Required task
Out of the lines below, please list those that hold the string "true".

Task input
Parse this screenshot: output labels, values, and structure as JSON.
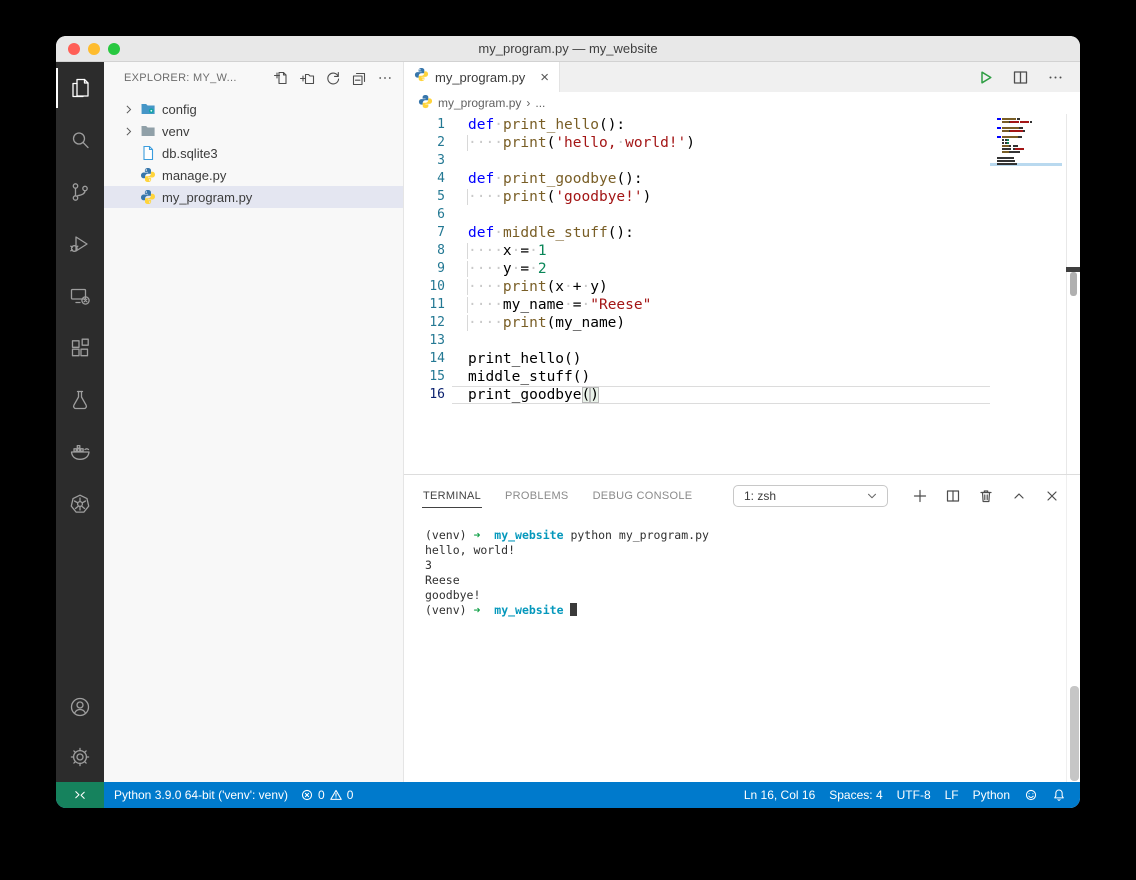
{
  "window": {
    "title": "my_program.py — my_website"
  },
  "activity_bar": {
    "items": [
      {
        "name": "explorer",
        "active": true
      },
      {
        "name": "search",
        "active": false
      },
      {
        "name": "source-control",
        "active": false
      },
      {
        "name": "run-and-debug",
        "active": false
      },
      {
        "name": "remote-explorer",
        "active": false
      },
      {
        "name": "extensions",
        "active": false
      },
      {
        "name": "testing",
        "active": false
      },
      {
        "name": "docker",
        "active": false
      },
      {
        "name": "kubernetes",
        "active": false
      }
    ],
    "bottom_items": [
      {
        "name": "accounts"
      },
      {
        "name": "settings"
      }
    ]
  },
  "sidebar": {
    "header": {
      "title": "EXPLORER: MY_W...",
      "action_icons": [
        "new-file-icon",
        "new-folder-icon",
        "refresh-icon",
        "collapse-all-icon",
        "more-actions-icon"
      ]
    },
    "files": [
      {
        "label": "config",
        "icon": "folder-config",
        "expandable": true,
        "selected": false
      },
      {
        "label": "venv",
        "icon": "folder",
        "expandable": true,
        "selected": false
      },
      {
        "label": "db.sqlite3",
        "icon": "file",
        "expandable": false,
        "selected": false
      },
      {
        "label": "manage.py",
        "icon": "python",
        "expandable": false,
        "selected": false
      },
      {
        "label": "my_program.py",
        "icon": "python",
        "expandable": false,
        "selected": true
      }
    ]
  },
  "editor": {
    "tab": {
      "label": "my_program.py",
      "icon": "python-icon",
      "close_glyph": "×"
    },
    "action_icons": [
      "run-icon",
      "split-editor-icon",
      "more-actions-icon"
    ],
    "breadcrumb": {
      "file": "my_program.py",
      "separator": "›",
      "more": "..."
    },
    "code": {
      "current_line": 16,
      "lines": [
        {
          "num": 1,
          "tokens": [
            [
              "kw",
              "def"
            ],
            [
              "ws",
              "·"
            ],
            [
              "fn",
              "print_hello"
            ],
            [
              "pl",
              "():"
            ]
          ]
        },
        {
          "num": 2,
          "tokens": [
            [
              "wsg",
              "····"
            ],
            [
              "fn",
              "print"
            ],
            [
              "pl",
              "("
            ],
            [
              "str",
              "'hello,"
            ],
            [
              "ws",
              "·"
            ],
            [
              "str",
              "world!'"
            ],
            [
              "pl",
              ")"
            ]
          ]
        },
        {
          "num": 3,
          "tokens": []
        },
        {
          "num": 4,
          "tokens": [
            [
              "kw",
              "def"
            ],
            [
              "ws",
              "·"
            ],
            [
              "fn",
              "print_goodbye"
            ],
            [
              "pl",
              "():"
            ]
          ]
        },
        {
          "num": 5,
          "tokens": [
            [
              "wsg",
              "····"
            ],
            [
              "fn",
              "print"
            ],
            [
              "pl",
              "("
            ],
            [
              "str",
              "'goodbye!'"
            ],
            [
              "pl",
              ")"
            ]
          ]
        },
        {
          "num": 6,
          "tokens": []
        },
        {
          "num": 7,
          "tokens": [
            [
              "kw",
              "def"
            ],
            [
              "ws",
              "·"
            ],
            [
              "fn",
              "middle_stuff"
            ],
            [
              "pl",
              "():"
            ]
          ]
        },
        {
          "num": 8,
          "tokens": [
            [
              "wsg",
              "····"
            ],
            [
              "pl",
              "x"
            ],
            [
              "ws",
              "·"
            ],
            [
              "pl",
              "="
            ],
            [
              "ws",
              "·"
            ],
            [
              "num",
              "1"
            ]
          ]
        },
        {
          "num": 9,
          "tokens": [
            [
              "wsg",
              "····"
            ],
            [
              "pl",
              "y"
            ],
            [
              "ws",
              "·"
            ],
            [
              "pl",
              "="
            ],
            [
              "ws",
              "·"
            ],
            [
              "num",
              "2"
            ]
          ]
        },
        {
          "num": 10,
          "tokens": [
            [
              "wsg",
              "····"
            ],
            [
              "fn",
              "print"
            ],
            [
              "pl",
              "(x"
            ],
            [
              "ws",
              "·"
            ],
            [
              "pl",
              "+"
            ],
            [
              "ws",
              "·"
            ],
            [
              "pl",
              "y)"
            ]
          ]
        },
        {
          "num": 11,
          "tokens": [
            [
              "wsg",
              "····"
            ],
            [
              "pl",
              "my_name"
            ],
            [
              "ws",
              "·"
            ],
            [
              "pl",
              "="
            ],
            [
              "ws",
              "·"
            ],
            [
              "str",
              "\"Reese\""
            ]
          ]
        },
        {
          "num": 12,
          "tokens": [
            [
              "wsg",
              "····"
            ],
            [
              "fn",
              "print"
            ],
            [
              "pl",
              "(my_name)"
            ]
          ]
        },
        {
          "num": 13,
          "tokens": []
        },
        {
          "num": 14,
          "tokens": [
            [
              "pl",
              "print_hello()"
            ]
          ]
        },
        {
          "num": 15,
          "tokens": [
            [
              "pl",
              "middle_stuff()"
            ]
          ]
        },
        {
          "num": 16,
          "tokens": [
            [
              "pl",
              "print_goodbye"
            ],
            [
              "bm",
              "("
            ],
            [
              "bm",
              ")"
            ]
          ]
        }
      ]
    }
  },
  "panel": {
    "tabs": [
      {
        "label": "TERMINAL",
        "active": true
      },
      {
        "label": "PROBLEMS",
        "active": false
      },
      {
        "label": "DEBUG CONSOLE",
        "active": false
      }
    ],
    "shell_select": {
      "value": "1: zsh"
    },
    "action_icons": [
      "new-terminal-icon",
      "split-terminal-icon",
      "kill-terminal-icon",
      "maximize-panel-icon",
      "close-panel-icon"
    ],
    "terminal_lines": [
      {
        "tokens": [
          [
            "pl",
            "(venv) "
          ],
          [
            "arr",
            "➜"
          ],
          [
            "pl",
            "  "
          ],
          [
            "dir",
            "my_website"
          ],
          [
            "pl",
            " python my_program.py"
          ]
        ]
      },
      {
        "tokens": [
          [
            "pl",
            "hello, world!"
          ]
        ]
      },
      {
        "tokens": [
          [
            "pl",
            "3"
          ]
        ]
      },
      {
        "tokens": [
          [
            "pl",
            "Reese"
          ]
        ]
      },
      {
        "tokens": [
          [
            "pl",
            "goodbye!"
          ]
        ]
      },
      {
        "tokens": [
          [
            "pl",
            "(venv) "
          ],
          [
            "arr",
            "➜"
          ],
          [
            "pl",
            "  "
          ],
          [
            "dir",
            "my_website"
          ],
          [
            "pl",
            " "
          ],
          [
            "cur",
            "█"
          ]
        ]
      }
    ]
  },
  "status_bar": {
    "python_version": "Python 3.9.0 64-bit ('venv': venv)",
    "errors": "0",
    "warnings": "0",
    "right_items": [
      "Ln 16, Col 16",
      "Spaces: 4",
      "UTF-8",
      "LF",
      "Python"
    ]
  },
  "colors": {
    "status_bg": "#007acc",
    "remote_bg": "#16825d",
    "run_green": "#2f9e44",
    "keyword": "#0000ff",
    "function": "#795e26",
    "string": "#a31515",
    "number": "#098658",
    "line_number": "#237893",
    "selected_file_bg": "#e4e6f1",
    "terminal_dir": "#0598bc",
    "terminal_arrow": "#16a24b"
  }
}
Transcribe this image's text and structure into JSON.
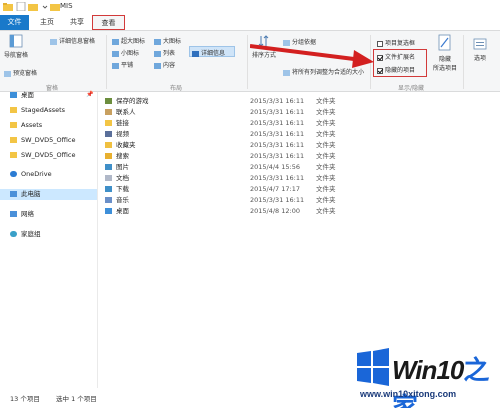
{
  "window": {
    "title": "MIS"
  },
  "tabs": {
    "file": "文件",
    "home": "主页",
    "share": "共享",
    "view": "查看"
  },
  "ribbon": {
    "nav_pane": "导航窗格",
    "preview_pane": "预览窗格",
    "details_pane": "详细信息窗格",
    "pane_group": "窗格",
    "layout": {
      "xl_icons": "超大图标",
      "l_icons": "大图标",
      "m_icons": "中图标",
      "s_icons": "小图标",
      "list": "列表",
      "details": "详细信息",
      "tiles": "平铺",
      "content": "内容",
      "group": "布局"
    },
    "sort_by": "排序方式",
    "group_by": "分组依据",
    "size_all_columns": "将所有列调整为合适的大小",
    "show_hide": {
      "item_checkboxes": "项目复选框",
      "file_extensions": "文件扩展名",
      "hidden_items": "隐藏的项目",
      "item_checkboxes_checked": false,
      "file_extensions_checked": true,
      "hidden_items_checked": true,
      "hide_selected_1": "隐藏",
      "hide_selected_2": "所选项目",
      "group": "显示/隐藏"
    },
    "options": "选项"
  },
  "nav": {
    "quick_items": [
      {
        "label": "桌面",
        "icon": "desktop-icon"
      },
      {
        "label": "StagedAssets",
        "icon": "folder-icon"
      },
      {
        "label": "Assets",
        "icon": "folder-icon"
      },
      {
        "label": "SW_DVD5_Office",
        "icon": "folder-icon"
      },
      {
        "label": "SW_DVD5_Office",
        "icon": "folder-icon"
      }
    ],
    "onedrive": "OneDrive",
    "this_pc": "此电脑",
    "network": "网络",
    "homegroup": "家庭组"
  },
  "files": [
    {
      "name": "保存的游戏",
      "date": "2015/3/31 16:11",
      "type": "文件夹"
    },
    {
      "name": "联系人",
      "date": "2015/3/31 16:11",
      "type": "文件夹"
    },
    {
      "name": "链接",
      "date": "2015/3/31 16:11",
      "type": "文件夹"
    },
    {
      "name": "视频",
      "date": "2015/3/31 16:11",
      "type": "文件夹"
    },
    {
      "name": "收藏夹",
      "date": "2015/3/31 16:11",
      "type": "文件夹"
    },
    {
      "name": "搜索",
      "date": "2015/3/31 16:11",
      "type": "文件夹"
    },
    {
      "name": "图片",
      "date": "2015/4/4 15:56",
      "type": "文件夹"
    },
    {
      "name": "文档",
      "date": "2015/3/31 16:11",
      "type": "文件夹"
    },
    {
      "name": "下载",
      "date": "2015/4/7 17:17",
      "type": "文件夹"
    },
    {
      "name": "音乐",
      "date": "2015/3/31 16:11",
      "type": "文件夹"
    },
    {
      "name": "桌面",
      "date": "2015/4/8 12:00",
      "type": "文件夹"
    }
  ],
  "status": {
    "count": "13 个项目",
    "selected": "选中 1 个项目"
  },
  "watermark": {
    "brand": "Win10",
    "brand_zh": "之家",
    "url": "www.win10xitong.com"
  },
  "colors": {
    "accent": "#1979ca",
    "highlight": "#d23a3a",
    "selection": "#cce8ff"
  }
}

Solution to the problem
        "active": true
        "expandable": true,
        "expandable": true,
        "selected": true
        "active": true
      "file_extensions_checked": true,
      "hidden_items_checked": true,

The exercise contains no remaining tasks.